### What this task involves
Repeat the material below exactly, line for line.

### Data excerpts
((

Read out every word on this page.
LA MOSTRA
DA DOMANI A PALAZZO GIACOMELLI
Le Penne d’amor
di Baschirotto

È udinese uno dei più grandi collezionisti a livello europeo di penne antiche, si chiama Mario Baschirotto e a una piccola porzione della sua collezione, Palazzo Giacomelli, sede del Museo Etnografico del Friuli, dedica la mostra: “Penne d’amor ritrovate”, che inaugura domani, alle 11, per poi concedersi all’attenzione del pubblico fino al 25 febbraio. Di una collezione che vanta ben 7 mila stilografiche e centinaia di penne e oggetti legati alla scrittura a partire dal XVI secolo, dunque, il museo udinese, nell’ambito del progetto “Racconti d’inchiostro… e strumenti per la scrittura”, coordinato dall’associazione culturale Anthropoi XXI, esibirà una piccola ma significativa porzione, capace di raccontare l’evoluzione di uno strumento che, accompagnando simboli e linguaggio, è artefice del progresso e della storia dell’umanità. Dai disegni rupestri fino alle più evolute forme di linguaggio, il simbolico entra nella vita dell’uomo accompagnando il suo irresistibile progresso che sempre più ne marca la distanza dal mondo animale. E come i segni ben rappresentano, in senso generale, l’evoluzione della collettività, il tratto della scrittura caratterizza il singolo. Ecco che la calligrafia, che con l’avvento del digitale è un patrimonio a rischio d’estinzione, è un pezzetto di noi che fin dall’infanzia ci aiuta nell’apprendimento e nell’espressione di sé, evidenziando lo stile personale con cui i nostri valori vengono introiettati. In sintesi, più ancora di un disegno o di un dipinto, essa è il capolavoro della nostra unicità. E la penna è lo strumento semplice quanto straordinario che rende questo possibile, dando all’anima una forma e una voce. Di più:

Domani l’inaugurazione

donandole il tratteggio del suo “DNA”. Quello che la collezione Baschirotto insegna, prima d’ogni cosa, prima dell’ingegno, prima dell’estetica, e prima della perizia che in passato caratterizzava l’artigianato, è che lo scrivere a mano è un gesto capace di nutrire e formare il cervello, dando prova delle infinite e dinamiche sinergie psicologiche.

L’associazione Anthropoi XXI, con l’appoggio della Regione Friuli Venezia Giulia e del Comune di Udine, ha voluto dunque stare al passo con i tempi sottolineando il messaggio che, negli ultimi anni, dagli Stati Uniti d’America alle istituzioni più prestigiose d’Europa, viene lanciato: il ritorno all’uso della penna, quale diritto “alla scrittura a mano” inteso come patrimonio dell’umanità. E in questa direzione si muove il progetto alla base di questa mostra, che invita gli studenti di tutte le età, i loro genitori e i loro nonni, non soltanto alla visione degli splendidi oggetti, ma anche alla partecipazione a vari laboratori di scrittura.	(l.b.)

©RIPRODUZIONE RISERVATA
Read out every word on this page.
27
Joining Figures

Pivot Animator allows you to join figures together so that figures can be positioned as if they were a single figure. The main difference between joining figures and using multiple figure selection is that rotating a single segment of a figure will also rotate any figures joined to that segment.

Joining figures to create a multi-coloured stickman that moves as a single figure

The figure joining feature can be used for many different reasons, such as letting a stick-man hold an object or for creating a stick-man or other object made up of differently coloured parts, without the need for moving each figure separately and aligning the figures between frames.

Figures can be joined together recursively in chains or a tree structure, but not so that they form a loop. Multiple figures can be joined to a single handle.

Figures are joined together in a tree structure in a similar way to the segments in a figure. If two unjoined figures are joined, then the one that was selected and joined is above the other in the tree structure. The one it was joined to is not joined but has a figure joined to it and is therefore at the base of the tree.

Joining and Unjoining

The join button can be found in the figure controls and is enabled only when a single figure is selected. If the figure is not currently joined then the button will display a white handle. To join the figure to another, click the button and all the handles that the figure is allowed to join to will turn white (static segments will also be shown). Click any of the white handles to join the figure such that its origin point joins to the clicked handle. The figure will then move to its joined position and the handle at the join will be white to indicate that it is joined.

))

### Expected answer
Read out every word on this page.
LA MOSTRA
DA DOMANI A PALAZZO GIACOMELLI
Le Penne d’amor
di Baschirotto

È udinese uno dei più grandi collezionisti a livello europeo di penne antiche, si chiama Mario Baschirotto e a una piccola porzione della sua collezione, Palazzo Giacomelli, sede del Museo Etnografico del Friuli, dedica la mostra: “Penne d’amor ritrovate”, che inaugura domani, alle 11, per poi concedersi all’attenzione del pubblico fino al 25 febbraio. Di una collezione che vanta ben 7 mila stilografiche e centinaia di penne e oggetti legati alla scrittura a partire dal XVI secolo, dunque, il museo udinese, nell’ambito del progetto “Racconti d’inchiostro… e strumenti per la scrittura”, coordinato dall’associazione culturale Anthropoi XXI, esibirà una piccola ma significativa porzione, capace di raccontare l’evoluzione di uno strumento che, accompagnando simboli e linguaggio, è artefice del progresso e della storia dell’umanità. Dai disegni rupestri fino alle più evolute forme di linguaggio, il simbolico entra nella vita dell’uomo accompagnando il suo irresistibile progresso che sempre più ne marca la distanza dal mondo animale. E come i segni ben rappresentano, in senso generale, l’evoluzione della collettività, il tratto della scrittura caratterizza il singolo. Ecco che la calligrafia, che con l’avvento del digitale è un patrimonio a rischio d’estinzione, è un pezzetto di noi che fin dall’infanzia ci aiuta nell’apprendimento e nell’espressione di sé, evidenziando lo stile personale con cui i nostri valori vengono introiettati. In sintesi, più ancora di un disegno o di un dipinto, essa è il capolavoro della nostra unicità. E la penna è lo strumento semplice quanto straordinario che rende questo possibile, dando all’anima una forma e una voce. Di più:

Domani l’inaugurazione

donandole il tratteggio del suo “DNA”. Quello che la collezione Baschirotto insegna, prima d’ogni cosa, prima dell’ingegno, prima dell’estetica, e prima della perizia che in passato caratterizzava l’artigianato, è che lo scrivere a mano è un gesto capace di nutrire e formare il cervello, dando prova delle infinite e dinamiche sinergie psicologiche.

L’associazione Anthropoi XXI, con l’appoggio della Regione Friuli Venezia Giulia e del Comune di Udine, ha voluto dunque stare al passo con i tempi sottolineando il messaggio che, negli ultimi anni, dagli Stati Uniti d’America alle istituzioni più prestigiose d’Europa, viene lanciato: il ritorno all’uso della penna, quale diritto “alla scrittura a mano” inteso come patrimonio dell’umanità. E in questa direzione si muove il progetto alla base di questa mostra, che invita gli studenti di tutte le età, i loro genitori e i loro nonni, non soltanto alla visione degli splendidi oggetti, ma anche alla partecipazione a vari laboratori di scrittura.	(l.b.)

©RIPRODUZIONE RISERVATA
Read out every word on this page.
27
Joining Figures

Pivot Animator allows you to join figures together so that figures can be positioned as if they were a single figure. The main difference between joining figures and using multiple figure selection is that rotating a single segment of a figure will also rotate any figures joined to that segment.

Joining figures to create a multi-coloured stickman that moves as a single figure

The figure joining feature can be used for many different reasons, such as letting a stick-man hold an object or for creating a stick-man or other object made up of differently coloured parts, without the need for moving each figure separately and aligning the figures between frames.

Figures can be joined together recursively in chains or a tree structure, but not so that they form a loop. Multiple figures can be joined to a single handle.

Figures are joined together in a tree structure in a similar way to the segments in a figure. If two unjoined figures are joined, then the one that was selected and joined is above the other in the tree structure. The one it was joined to is not joined but has a figure joined to it and is therefore at the base of the tree.

Joining and Unjoining

The join button can be found in the figure controls and is enabled only when a single figure is selected. If the figure is not currently joined then the button will display a white handle. To join the figure to another, click the button and all the handles that the figure is allowed to join to will turn white (static segments will also be shown). Click any of the white handles to join the figure such that its origin point joins to the clicked handle. The figure will then move to its joined position and the handle at the join will be white to indicate that it is joined.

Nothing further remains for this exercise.